Start of Dataset records

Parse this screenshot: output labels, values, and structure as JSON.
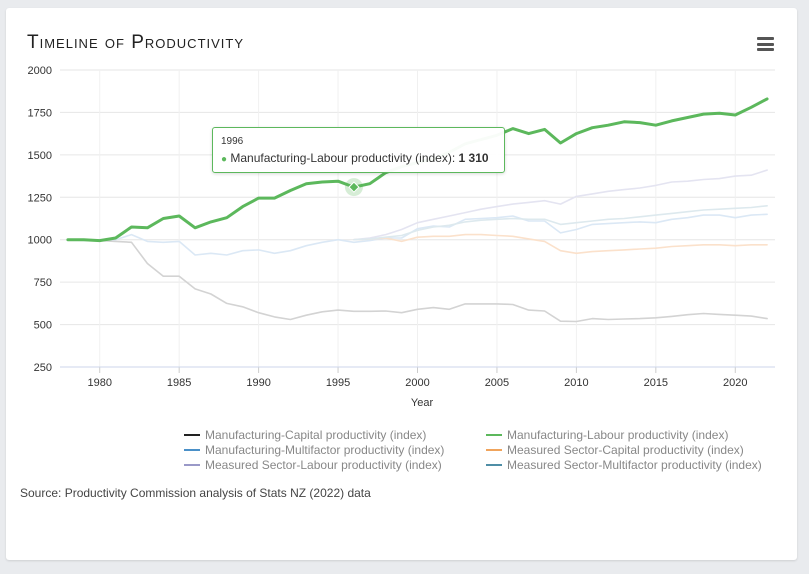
{
  "title": "Timeline of Productivity",
  "source": "Source: Productivity Commission analysis of Stats NZ (2022) data",
  "tooltip": {
    "year": "1996",
    "series": "Manufacturing-Labour productivity (index)",
    "value": "1 310"
  },
  "chart_data": {
    "type": "line",
    "title": "Timeline of Productivity",
    "xlabel": "Year",
    "ylabel": "",
    "xlim": [
      1977.5,
      2022.5
    ],
    "ylim": [
      250,
      2000
    ],
    "xticks": [
      1980,
      1985,
      1990,
      1995,
      2000,
      2005,
      2010,
      2015,
      2020
    ],
    "yticks": [
      250,
      500,
      750,
      1000,
      1250,
      1500,
      1750,
      2000
    ],
    "highlighted_series": "Manufacturing-Labour productivity (index)",
    "highlighted_point": {
      "x": 1996,
      "y": 1310
    },
    "series": [
      {
        "name": "Manufacturing-Capital productivity (index)",
        "color": "#d3d3d3",
        "x": [
          1978,
          1979,
          1980,
          1981,
          1982,
          1983,
          1984,
          1985,
          1986,
          1987,
          1988,
          1989,
          1990,
          1991,
          1992,
          1993,
          1994,
          1995,
          1996,
          1997,
          1998,
          1999,
          2000,
          2001,
          2002,
          2003,
          2004,
          2005,
          2006,
          2007,
          2008,
          2009,
          2010,
          2011,
          2012,
          2013,
          2014,
          2015,
          2016,
          2017,
          2018,
          2019,
          2020,
          2021,
          2022
        ],
        "values": [
          1000,
          1000,
          995,
          990,
          985,
          860,
          785,
          785,
          710,
          680,
          625,
          605,
          570,
          545,
          530,
          555,
          575,
          585,
          578,
          578,
          580,
          570,
          590,
          600,
          590,
          622,
          622,
          622,
          618,
          585,
          580,
          520,
          518,
          535,
          530,
          533,
          535,
          540,
          548,
          558,
          565,
          560,
          555,
          550,
          535
        ]
      },
      {
        "name": "Manufacturing-Labour productivity (index)",
        "color": "#5cb85c",
        "x": [
          1978,
          1979,
          1980,
          1981,
          1982,
          1983,
          1984,
          1985,
          1986,
          1987,
          1988,
          1989,
          1990,
          1991,
          1992,
          1993,
          1994,
          1995,
          1996,
          1997,
          1998,
          1999,
          2000,
          2001,
          2002,
          2003,
          2004,
          2005,
          2006,
          2007,
          2008,
          2009,
          2010,
          2011,
          2012,
          2013,
          2014,
          2015,
          2016,
          2017,
          2018,
          2019,
          2020,
          2021,
          2022
        ],
        "values": [
          1000,
          1000,
          995,
          1010,
          1075,
          1070,
          1125,
          1140,
          1070,
          1105,
          1130,
          1195,
          1245,
          1245,
          1290,
          1330,
          1340,
          1345,
          1310,
          1330,
          1395,
          1430,
          1455,
          1475,
          1515,
          1565,
          1590,
          1615,
          1655,
          1625,
          1650,
          1570,
          1625,
          1660,
          1675,
          1695,
          1690,
          1675,
          1700,
          1720,
          1740,
          1745,
          1735,
          1780,
          1830
        ]
      },
      {
        "name": "Manufacturing-Multifactor productivity (index)",
        "color": "#dbe8f5",
        "x": [
          1978,
          1979,
          1980,
          1981,
          1982,
          1983,
          1984,
          1985,
          1986,
          1987,
          1988,
          1989,
          1990,
          1991,
          1992,
          1993,
          1994,
          1995,
          1996,
          1997,
          1998,
          1999,
          2000,
          2001,
          2002,
          2003,
          2004,
          2005,
          2006,
          2007,
          2008,
          2009,
          2010,
          2011,
          2012,
          2013,
          2014,
          2015,
          2016,
          2017,
          2018,
          2019,
          2020,
          2021,
          2022
        ],
        "values": [
          1000,
          995,
          1000,
          1000,
          1030,
          990,
          985,
          990,
          910,
          920,
          910,
          935,
          940,
          920,
          935,
          965,
          985,
          1000,
          985,
          995,
          1010,
          1010,
          1065,
          1080,
          1075,
          1120,
          1125,
          1130,
          1140,
          1110,
          1110,
          1040,
          1060,
          1090,
          1095,
          1100,
          1105,
          1100,
          1120,
          1130,
          1145,
          1145,
          1130,
          1145,
          1150
        ]
      },
      {
        "name": "Measured Sector-Capital productivity (index)",
        "color": "#fbe1cb",
        "x": [
          1996,
          1997,
          1998,
          1999,
          2000,
          2001,
          2002,
          2003,
          2004,
          2005,
          2006,
          2007,
          2008,
          2009,
          2010,
          2011,
          2012,
          2013,
          2014,
          2015,
          2016,
          2017,
          2018,
          2019,
          2020,
          2021,
          2022
        ],
        "values": [
          1000,
          1005,
          1010,
          990,
          1015,
          1020,
          1020,
          1030,
          1030,
          1025,
          1020,
          1005,
          990,
          935,
          920,
          930,
          935,
          940,
          945,
          950,
          960,
          965,
          970,
          970,
          965,
          970,
          970
        ]
      },
      {
        "name": "Measured Sector-Labour productivity (index)",
        "color": "#e4e4f1",
        "x": [
          1996,
          1997,
          1998,
          1999,
          2000,
          2001,
          2002,
          2003,
          2004,
          2005,
          2006,
          2007,
          2008,
          2009,
          2010,
          2011,
          2012,
          2013,
          2014,
          2015,
          2016,
          2017,
          2018,
          2019,
          2020,
          2021,
          2022
        ],
        "values": [
          1000,
          1010,
          1030,
          1060,
          1100,
          1120,
          1140,
          1160,
          1180,
          1195,
          1210,
          1220,
          1230,
          1210,
          1255,
          1270,
          1285,
          1295,
          1305,
          1320,
          1340,
          1345,
          1355,
          1360,
          1375,
          1380,
          1410
        ]
      },
      {
        "name": "Measured Sector-Multifactor productivity (index)",
        "color": "#dde9ee",
        "x": [
          1996,
          1997,
          1998,
          1999,
          2000,
          2001,
          2002,
          2003,
          2004,
          2005,
          2006,
          2007,
          2008,
          2009,
          2010,
          2011,
          2012,
          2013,
          2014,
          2015,
          2016,
          2017,
          2018,
          2019,
          2020,
          2021,
          2022
        ],
        "values": [
          1000,
          1005,
          1015,
          1025,
          1055,
          1075,
          1085,
          1105,
          1115,
          1120,
          1125,
          1120,
          1120,
          1090,
          1100,
          1110,
          1120,
          1125,
          1135,
          1145,
          1155,
          1165,
          1175,
          1180,
          1185,
          1190,
          1200
        ]
      }
    ],
    "legend": [
      {
        "label": "Manufacturing-Capital productivity (index)",
        "color": "#222222"
      },
      {
        "label": "Manufacturing-Labour productivity (index)",
        "color": "#5cb85c"
      },
      {
        "label": "Manufacturing-Multifactor productivity (index)",
        "color": "#4a90c8"
      },
      {
        "label": "Measured Sector-Capital productivity (index)",
        "color": "#f0a45c"
      },
      {
        "label": "Measured Sector-Labour productivity (index)",
        "color": "#9a99c8"
      },
      {
        "label": "Measured Sector-Multifactor productivity (index)",
        "color": "#4f8ea6"
      }
    ]
  }
}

End of Dataset records

_Task objective_
Return the full material word for word. Do not include the pictures.

_Solution to this task_
Parse this screenshot: output labels, values, and structure as JSON.
{
  "title": "Timeline of Productivity",
  "source": "Source: Productivity Commission analysis of Stats NZ (2022) data",
  "tooltip": {
    "year": "1996",
    "series": "Manufacturing-Labour productivity (index)",
    "value": "1 310"
  },
  "chart_data": {
    "type": "line",
    "title": "Timeline of Productivity",
    "xlabel": "Year",
    "ylabel": "",
    "xlim": [
      1977.5,
      2022.5
    ],
    "ylim": [
      250,
      2000
    ],
    "xticks": [
      1980,
      1985,
      1990,
      1995,
      2000,
      2005,
      2010,
      2015,
      2020
    ],
    "yticks": [
      250,
      500,
      750,
      1000,
      1250,
      1500,
      1750,
      2000
    ],
    "highlighted_series": "Manufacturing-Labour productivity (index)",
    "highlighted_point": {
      "x": 1996,
      "y": 1310
    },
    "series": [
      {
        "name": "Manufacturing-Capital productivity (index)",
        "color": "#d3d3d3",
        "x": [
          1978,
          1979,
          1980,
          1981,
          1982,
          1983,
          1984,
          1985,
          1986,
          1987,
          1988,
          1989,
          1990,
          1991,
          1992,
          1993,
          1994,
          1995,
          1996,
          1997,
          1998,
          1999,
          2000,
          2001,
          2002,
          2003,
          2004,
          2005,
          2006,
          2007,
          2008,
          2009,
          2010,
          2011,
          2012,
          2013,
          2014,
          2015,
          2016,
          2017,
          2018,
          2019,
          2020,
          2021,
          2022
        ],
        "values": [
          1000,
          1000,
          995,
          990,
          985,
          860,
          785,
          785,
          710,
          680,
          625,
          605,
          570,
          545,
          530,
          555,
          575,
          585,
          578,
          578,
          580,
          570,
          590,
          600,
          590,
          622,
          622,
          622,
          618,
          585,
          580,
          520,
          518,
          535,
          530,
          533,
          535,
          540,
          548,
          558,
          565,
          560,
          555,
          550,
          535
        ]
      },
      {
        "name": "Manufacturing-Labour productivity (index)",
        "color": "#5cb85c",
        "x": [
          1978,
          1979,
          1980,
          1981,
          1982,
          1983,
          1984,
          1985,
          1986,
          1987,
          1988,
          1989,
          1990,
          1991,
          1992,
          1993,
          1994,
          1995,
          1996,
          1997,
          1998,
          1999,
          2000,
          2001,
          2002,
          2003,
          2004,
          2005,
          2006,
          2007,
          2008,
          2009,
          2010,
          2011,
          2012,
          2013,
          2014,
          2015,
          2016,
          2017,
          2018,
          2019,
          2020,
          2021,
          2022
        ],
        "values": [
          1000,
          1000,
          995,
          1010,
          1075,
          1070,
          1125,
          1140,
          1070,
          1105,
          1130,
          1195,
          1245,
          1245,
          1290,
          1330,
          1340,
          1345,
          1310,
          1330,
          1395,
          1430,
          1455,
          1475,
          1515,
          1565,
          1590,
          1615,
          1655,
          1625,
          1650,
          1570,
          1625,
          1660,
          1675,
          1695,
          1690,
          1675,
          1700,
          1720,
          1740,
          1745,
          1735,
          1780,
          1830
        ]
      },
      {
        "name": "Manufacturing-Multifactor productivity (index)",
        "color": "#dbe8f5",
        "x": [
          1978,
          1979,
          1980,
          1981,
          1982,
          1983,
          1984,
          1985,
          1986,
          1987,
          1988,
          1989,
          1990,
          1991,
          1992,
          1993,
          1994,
          1995,
          1996,
          1997,
          1998,
          1999,
          2000,
          2001,
          2002,
          2003,
          2004,
          2005,
          2006,
          2007,
          2008,
          2009,
          2010,
          2011,
          2012,
          2013,
          2014,
          2015,
          2016,
          2017,
          2018,
          2019,
          2020,
          2021,
          2022
        ],
        "values": [
          1000,
          995,
          1000,
          1000,
          1030,
          990,
          985,
          990,
          910,
          920,
          910,
          935,
          940,
          920,
          935,
          965,
          985,
          1000,
          985,
          995,
          1010,
          1010,
          1065,
          1080,
          1075,
          1120,
          1125,
          1130,
          1140,
          1110,
          1110,
          1040,
          1060,
          1090,
          1095,
          1100,
          1105,
          1100,
          1120,
          1130,
          1145,
          1145,
          1130,
          1145,
          1150
        ]
      },
      {
        "name": "Measured Sector-Capital productivity (index)",
        "color": "#fbe1cb",
        "x": [
          1996,
          1997,
          1998,
          1999,
          2000,
          2001,
          2002,
          2003,
          2004,
          2005,
          2006,
          2007,
          2008,
          2009,
          2010,
          2011,
          2012,
          2013,
          2014,
          2015,
          2016,
          2017,
          2018,
          2019,
          2020,
          2021,
          2022
        ],
        "values": [
          1000,
          1005,
          1010,
          990,
          1015,
          1020,
          1020,
          1030,
          1030,
          1025,
          1020,
          1005,
          990,
          935,
          920,
          930,
          935,
          940,
          945,
          950,
          960,
          965,
          970,
          970,
          965,
          970,
          970
        ]
      },
      {
        "name": "Measured Sector-Labour productivity (index)",
        "color": "#e4e4f1",
        "x": [
          1996,
          1997,
          1998,
          1999,
          2000,
          2001,
          2002,
          2003,
          2004,
          2005,
          2006,
          2007,
          2008,
          2009,
          2010,
          2011,
          2012,
          2013,
          2014,
          2015,
          2016,
          2017,
          2018,
          2019,
          2020,
          2021,
          2022
        ],
        "values": [
          1000,
          1010,
          1030,
          1060,
          1100,
          1120,
          1140,
          1160,
          1180,
          1195,
          1210,
          1220,
          1230,
          1210,
          1255,
          1270,
          1285,
          1295,
          1305,
          1320,
          1340,
          1345,
          1355,
          1360,
          1375,
          1380,
          1410
        ]
      },
      {
        "name": "Measured Sector-Multifactor productivity (index)",
        "color": "#dde9ee",
        "x": [
          1996,
          1997,
          1998,
          1999,
          2000,
          2001,
          2002,
          2003,
          2004,
          2005,
          2006,
          2007,
          2008,
          2009,
          2010,
          2011,
          2012,
          2013,
          2014,
          2015,
          2016,
          2017,
          2018,
          2019,
          2020,
          2021,
          2022
        ],
        "values": [
          1000,
          1005,
          1015,
          1025,
          1055,
          1075,
          1085,
          1105,
          1115,
          1120,
          1125,
          1120,
          1120,
          1090,
          1100,
          1110,
          1120,
          1125,
          1135,
          1145,
          1155,
          1165,
          1175,
          1180,
          1185,
          1190,
          1200
        ]
      }
    ],
    "legend": [
      {
        "label": "Manufacturing-Capital productivity (index)",
        "color": "#222222"
      },
      {
        "label": "Manufacturing-Labour productivity (index)",
        "color": "#5cb85c"
      },
      {
        "label": "Manufacturing-Multifactor productivity (index)",
        "color": "#4a90c8"
      },
      {
        "label": "Measured Sector-Capital productivity (index)",
        "color": "#f0a45c"
      },
      {
        "label": "Measured Sector-Labour productivity (index)",
        "color": "#9a99c8"
      },
      {
        "label": "Measured Sector-Multifactor productivity (index)",
        "color": "#4f8ea6"
      }
    ]
  }
}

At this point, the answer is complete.